TEXTAUSZUG:
%%

Die Messungen finden in Deutschland an der Umweltforschungsstation Schneefernerhaus auf 2.650 Metern Höhe unterhalb des Zugspitz-Plateaus und in Österreich im Observatorium Sonnblick in den Hohen Tauern statt. Das Monitoring soll frühzeitig Chemikalien identifizieren, die Biodiversität, Lebensmittelproduktion und Wasserversorgung schädigen könnten. Im März 2020 läuft das Projekt PureAlps aus. "Die Messungen an der Umweltforschungsstation werden aber weitergehen und durch die Untersuchungen im Rahmen des Projekts OPTIMON ergänzt", sagt Gabriela Ratz.
Ökosysteme durch Chemikalien in Gefahr
Auch wenn die Schadstoffe in der Luft relativ gering sind – über längere Zeit sammeln sich größere Mengen in der Umwelt an und können diese stark beeinflussen. Mit teils fatalen Auswirkungen auf Tiere und Pflanzen. "Bereits in niedrigen Konzentrationen können Dioxine reproduktionstoxisch wirken und einige Perfluorverbindungen können zu hormonellen Veränderungen führen", sagt Gabriela Ratz. Das heißt also, dass sich Dioxine auf die Fortpflanzungsfähigkeit auswirken können.

%%

ARBEITSAUFTRAG: Führen Sie den Text über die Schadstoffmessungen in den Alpen im Anschluss an seinen letzten Satz weiter.

ARBEITSMATERIAL:
%%

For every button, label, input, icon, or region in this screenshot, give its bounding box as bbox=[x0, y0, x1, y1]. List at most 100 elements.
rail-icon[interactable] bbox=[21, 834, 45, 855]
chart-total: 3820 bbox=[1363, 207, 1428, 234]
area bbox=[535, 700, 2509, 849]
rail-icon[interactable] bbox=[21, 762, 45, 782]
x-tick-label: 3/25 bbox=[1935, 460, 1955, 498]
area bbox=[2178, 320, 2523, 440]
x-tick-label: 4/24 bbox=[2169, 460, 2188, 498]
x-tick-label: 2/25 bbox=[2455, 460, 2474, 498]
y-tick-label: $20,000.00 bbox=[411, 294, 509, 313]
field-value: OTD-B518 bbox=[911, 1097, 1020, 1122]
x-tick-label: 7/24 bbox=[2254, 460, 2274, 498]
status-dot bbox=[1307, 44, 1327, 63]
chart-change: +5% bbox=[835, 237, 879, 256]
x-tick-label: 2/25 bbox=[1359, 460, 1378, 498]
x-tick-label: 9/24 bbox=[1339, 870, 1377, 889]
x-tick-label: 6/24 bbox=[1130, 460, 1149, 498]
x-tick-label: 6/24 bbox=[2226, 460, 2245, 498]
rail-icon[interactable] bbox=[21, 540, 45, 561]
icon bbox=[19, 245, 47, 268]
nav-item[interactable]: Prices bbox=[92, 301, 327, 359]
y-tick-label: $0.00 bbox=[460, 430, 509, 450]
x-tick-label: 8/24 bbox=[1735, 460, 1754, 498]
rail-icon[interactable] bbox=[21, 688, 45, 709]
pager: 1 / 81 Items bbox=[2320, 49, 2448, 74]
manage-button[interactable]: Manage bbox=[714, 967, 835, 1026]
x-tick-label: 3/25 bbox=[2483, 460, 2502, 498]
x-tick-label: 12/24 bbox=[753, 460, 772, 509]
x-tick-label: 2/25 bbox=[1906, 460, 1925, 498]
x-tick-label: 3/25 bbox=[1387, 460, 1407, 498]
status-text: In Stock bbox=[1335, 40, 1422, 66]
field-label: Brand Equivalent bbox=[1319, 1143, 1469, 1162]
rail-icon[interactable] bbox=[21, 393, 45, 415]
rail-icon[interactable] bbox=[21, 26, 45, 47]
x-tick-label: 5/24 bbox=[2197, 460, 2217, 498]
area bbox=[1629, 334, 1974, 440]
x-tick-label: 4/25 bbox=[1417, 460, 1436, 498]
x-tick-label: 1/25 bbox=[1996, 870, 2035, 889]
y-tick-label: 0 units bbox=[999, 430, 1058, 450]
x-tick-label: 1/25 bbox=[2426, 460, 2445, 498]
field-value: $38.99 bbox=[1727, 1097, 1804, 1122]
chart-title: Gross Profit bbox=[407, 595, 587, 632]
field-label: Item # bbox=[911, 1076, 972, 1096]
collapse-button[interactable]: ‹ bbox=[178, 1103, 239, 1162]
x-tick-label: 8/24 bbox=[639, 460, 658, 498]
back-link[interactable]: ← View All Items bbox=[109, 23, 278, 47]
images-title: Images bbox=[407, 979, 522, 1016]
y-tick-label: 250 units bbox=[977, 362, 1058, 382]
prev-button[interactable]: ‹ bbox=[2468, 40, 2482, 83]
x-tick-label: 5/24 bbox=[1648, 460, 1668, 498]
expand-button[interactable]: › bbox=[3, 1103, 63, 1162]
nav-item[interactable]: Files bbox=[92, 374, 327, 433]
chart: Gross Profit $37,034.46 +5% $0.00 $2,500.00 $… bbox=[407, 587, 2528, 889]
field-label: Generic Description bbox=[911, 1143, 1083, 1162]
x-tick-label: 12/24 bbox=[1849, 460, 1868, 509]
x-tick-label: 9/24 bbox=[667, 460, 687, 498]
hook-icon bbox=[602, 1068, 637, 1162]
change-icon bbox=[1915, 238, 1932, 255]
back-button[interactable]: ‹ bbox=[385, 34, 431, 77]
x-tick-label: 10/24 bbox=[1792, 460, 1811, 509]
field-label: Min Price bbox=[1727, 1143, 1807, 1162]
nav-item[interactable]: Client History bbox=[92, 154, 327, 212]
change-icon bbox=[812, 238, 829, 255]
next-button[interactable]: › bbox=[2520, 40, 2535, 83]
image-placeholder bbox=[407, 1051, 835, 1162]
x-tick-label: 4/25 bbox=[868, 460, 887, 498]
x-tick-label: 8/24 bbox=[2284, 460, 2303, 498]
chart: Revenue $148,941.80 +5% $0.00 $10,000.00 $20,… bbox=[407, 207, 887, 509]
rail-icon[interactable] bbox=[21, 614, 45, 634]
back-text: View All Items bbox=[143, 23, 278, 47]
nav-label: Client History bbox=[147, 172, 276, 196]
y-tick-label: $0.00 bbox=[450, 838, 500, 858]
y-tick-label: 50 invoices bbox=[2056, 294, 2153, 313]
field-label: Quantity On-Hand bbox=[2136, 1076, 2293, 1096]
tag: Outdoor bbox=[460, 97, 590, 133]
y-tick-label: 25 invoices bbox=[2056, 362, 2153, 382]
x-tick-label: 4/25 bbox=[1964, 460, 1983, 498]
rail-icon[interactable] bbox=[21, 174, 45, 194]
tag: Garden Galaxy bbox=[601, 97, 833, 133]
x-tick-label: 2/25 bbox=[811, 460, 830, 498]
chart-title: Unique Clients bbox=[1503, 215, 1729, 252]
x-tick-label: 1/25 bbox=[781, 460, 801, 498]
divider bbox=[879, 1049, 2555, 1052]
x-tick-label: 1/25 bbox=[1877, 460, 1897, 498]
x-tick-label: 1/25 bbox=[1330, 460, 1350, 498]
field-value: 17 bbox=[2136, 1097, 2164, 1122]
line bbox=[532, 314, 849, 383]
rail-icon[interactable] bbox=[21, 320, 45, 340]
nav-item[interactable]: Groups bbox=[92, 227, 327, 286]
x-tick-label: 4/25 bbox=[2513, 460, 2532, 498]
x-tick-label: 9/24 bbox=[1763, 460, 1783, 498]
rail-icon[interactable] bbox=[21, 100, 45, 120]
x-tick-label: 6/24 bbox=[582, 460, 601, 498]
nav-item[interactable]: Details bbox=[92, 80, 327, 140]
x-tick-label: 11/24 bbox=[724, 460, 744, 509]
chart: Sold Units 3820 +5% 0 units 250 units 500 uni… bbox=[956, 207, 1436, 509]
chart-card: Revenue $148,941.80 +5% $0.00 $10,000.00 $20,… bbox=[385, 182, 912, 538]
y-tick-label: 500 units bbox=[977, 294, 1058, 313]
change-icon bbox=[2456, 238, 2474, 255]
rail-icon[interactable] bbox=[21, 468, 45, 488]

%%

SCHRIFTLICHE ANTWORT:
Solche Perfluorverbindungen finden sich in geringer Konzentration zum Beispiel in beschichteten Pfannen, Einweggeschirr oder auch in fettabweisender Folie. "In Gewässern lagern sich die Stoffe an Partikeln wie Schwebstoffen an und gelangen über das Plankton in Fische. Letztendlich landen die Schadstoffe in fischfressenden Haubentauchern", sagt Gabriela Ratz vom Landesamt für Umwelt. "Wir untersuchen nur die Tiere und die Umwelt." Bei den Messungen ginge es nicht um die Weitergabe an den Menschen. Wobei der ja bekanntlich am Ende der Nahrungskette steht.
Schadstofftransport aus den Tropen
Viele der über 100 untersuchten Chemikalien stammen aus der ganzen Welt – wie im Fall von DDT aus tropischen Ländern. Zwei globale "Transport-Förderbänder" bringen sie in die Alpen: der Wasserkreislauf und verschiedene Luftströmungen. Über Verdunstung steigen diese Stoffe mit in höhere Atmosphärenschichten auf und geraten in die Strömungen, die sie überall rund um den Globus transportieren.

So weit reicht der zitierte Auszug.